── Dataset excerpts

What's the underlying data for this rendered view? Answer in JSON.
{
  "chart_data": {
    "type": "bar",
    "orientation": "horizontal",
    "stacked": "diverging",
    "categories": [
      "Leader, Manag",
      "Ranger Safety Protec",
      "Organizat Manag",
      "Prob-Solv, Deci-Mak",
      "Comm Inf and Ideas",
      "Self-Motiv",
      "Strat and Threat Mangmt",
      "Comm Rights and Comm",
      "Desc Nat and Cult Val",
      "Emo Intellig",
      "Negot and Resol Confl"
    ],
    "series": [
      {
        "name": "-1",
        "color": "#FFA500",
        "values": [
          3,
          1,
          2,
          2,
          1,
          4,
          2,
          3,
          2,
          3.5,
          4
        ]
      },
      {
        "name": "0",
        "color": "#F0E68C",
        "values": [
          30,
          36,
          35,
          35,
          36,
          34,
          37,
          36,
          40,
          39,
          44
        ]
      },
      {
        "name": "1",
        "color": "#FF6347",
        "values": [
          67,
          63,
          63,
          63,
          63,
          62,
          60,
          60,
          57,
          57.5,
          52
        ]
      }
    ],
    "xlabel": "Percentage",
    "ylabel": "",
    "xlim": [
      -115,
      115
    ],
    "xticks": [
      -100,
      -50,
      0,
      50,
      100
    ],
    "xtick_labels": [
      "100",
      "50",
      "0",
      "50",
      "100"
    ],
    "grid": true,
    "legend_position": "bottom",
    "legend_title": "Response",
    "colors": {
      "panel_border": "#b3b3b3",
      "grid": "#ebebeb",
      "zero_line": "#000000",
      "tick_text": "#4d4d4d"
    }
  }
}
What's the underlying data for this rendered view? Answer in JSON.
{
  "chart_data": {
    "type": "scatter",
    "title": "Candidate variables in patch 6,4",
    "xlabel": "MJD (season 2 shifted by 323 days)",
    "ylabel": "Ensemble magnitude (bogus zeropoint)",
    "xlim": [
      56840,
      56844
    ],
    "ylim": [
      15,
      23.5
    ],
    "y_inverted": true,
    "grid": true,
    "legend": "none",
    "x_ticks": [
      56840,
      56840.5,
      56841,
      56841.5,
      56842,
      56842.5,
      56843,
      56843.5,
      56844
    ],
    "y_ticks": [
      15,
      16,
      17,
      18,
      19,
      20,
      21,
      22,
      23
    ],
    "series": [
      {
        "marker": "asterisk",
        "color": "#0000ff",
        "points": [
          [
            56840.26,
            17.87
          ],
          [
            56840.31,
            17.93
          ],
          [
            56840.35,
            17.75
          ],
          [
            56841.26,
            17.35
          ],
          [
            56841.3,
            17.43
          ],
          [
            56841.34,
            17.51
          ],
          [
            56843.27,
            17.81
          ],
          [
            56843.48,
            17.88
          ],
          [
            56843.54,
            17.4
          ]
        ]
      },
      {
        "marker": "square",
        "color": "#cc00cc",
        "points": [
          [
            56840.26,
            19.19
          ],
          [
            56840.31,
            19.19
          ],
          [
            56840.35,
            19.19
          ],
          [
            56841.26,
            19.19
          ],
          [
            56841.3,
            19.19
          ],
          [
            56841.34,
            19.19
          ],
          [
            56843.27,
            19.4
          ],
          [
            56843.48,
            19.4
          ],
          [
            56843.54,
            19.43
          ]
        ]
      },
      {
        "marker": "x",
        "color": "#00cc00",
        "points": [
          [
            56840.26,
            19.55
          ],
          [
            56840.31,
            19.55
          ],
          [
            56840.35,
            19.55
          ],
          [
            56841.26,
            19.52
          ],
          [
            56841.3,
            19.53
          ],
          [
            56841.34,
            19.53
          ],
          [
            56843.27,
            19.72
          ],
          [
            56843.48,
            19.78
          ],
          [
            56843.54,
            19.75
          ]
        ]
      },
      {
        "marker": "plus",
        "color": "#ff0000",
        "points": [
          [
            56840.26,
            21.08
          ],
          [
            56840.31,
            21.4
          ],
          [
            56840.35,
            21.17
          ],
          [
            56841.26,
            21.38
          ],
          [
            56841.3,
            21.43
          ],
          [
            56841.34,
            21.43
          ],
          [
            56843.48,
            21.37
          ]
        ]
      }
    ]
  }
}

────
── Dataset excerpts

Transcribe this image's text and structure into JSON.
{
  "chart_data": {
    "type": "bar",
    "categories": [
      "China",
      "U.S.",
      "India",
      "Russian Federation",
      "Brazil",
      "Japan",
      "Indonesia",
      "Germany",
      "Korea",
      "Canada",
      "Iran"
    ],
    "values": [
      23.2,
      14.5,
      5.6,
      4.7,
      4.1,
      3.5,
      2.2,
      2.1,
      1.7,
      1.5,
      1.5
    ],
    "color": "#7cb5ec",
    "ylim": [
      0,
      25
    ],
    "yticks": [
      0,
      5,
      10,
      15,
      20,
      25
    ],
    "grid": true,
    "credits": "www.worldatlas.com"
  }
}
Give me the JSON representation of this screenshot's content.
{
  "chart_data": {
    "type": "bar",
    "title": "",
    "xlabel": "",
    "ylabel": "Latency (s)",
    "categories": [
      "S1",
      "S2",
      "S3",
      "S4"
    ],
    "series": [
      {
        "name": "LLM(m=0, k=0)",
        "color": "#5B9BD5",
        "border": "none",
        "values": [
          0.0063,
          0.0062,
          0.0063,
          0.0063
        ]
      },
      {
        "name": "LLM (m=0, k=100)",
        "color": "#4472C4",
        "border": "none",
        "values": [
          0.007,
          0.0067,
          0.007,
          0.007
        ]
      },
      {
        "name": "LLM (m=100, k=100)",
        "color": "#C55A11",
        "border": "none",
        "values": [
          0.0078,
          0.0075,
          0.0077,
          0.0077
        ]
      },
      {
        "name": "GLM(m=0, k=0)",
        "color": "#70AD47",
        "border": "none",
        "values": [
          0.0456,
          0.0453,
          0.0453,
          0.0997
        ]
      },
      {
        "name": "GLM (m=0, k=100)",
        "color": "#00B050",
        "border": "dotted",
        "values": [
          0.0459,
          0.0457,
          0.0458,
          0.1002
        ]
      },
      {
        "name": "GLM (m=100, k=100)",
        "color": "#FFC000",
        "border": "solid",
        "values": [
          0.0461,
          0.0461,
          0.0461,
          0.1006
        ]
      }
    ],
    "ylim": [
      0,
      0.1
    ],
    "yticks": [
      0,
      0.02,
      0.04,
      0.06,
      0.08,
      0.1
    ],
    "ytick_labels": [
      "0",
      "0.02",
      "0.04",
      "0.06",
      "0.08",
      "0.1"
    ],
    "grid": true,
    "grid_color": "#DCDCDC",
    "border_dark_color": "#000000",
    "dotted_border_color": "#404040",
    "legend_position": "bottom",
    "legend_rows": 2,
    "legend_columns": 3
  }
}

────

Problem details:
Return every line above that contains the word "marker".

Solution for this task:
        "marker": "asterisk",
        "marker": "square",
        "marker": "x",
        "marker": "plus",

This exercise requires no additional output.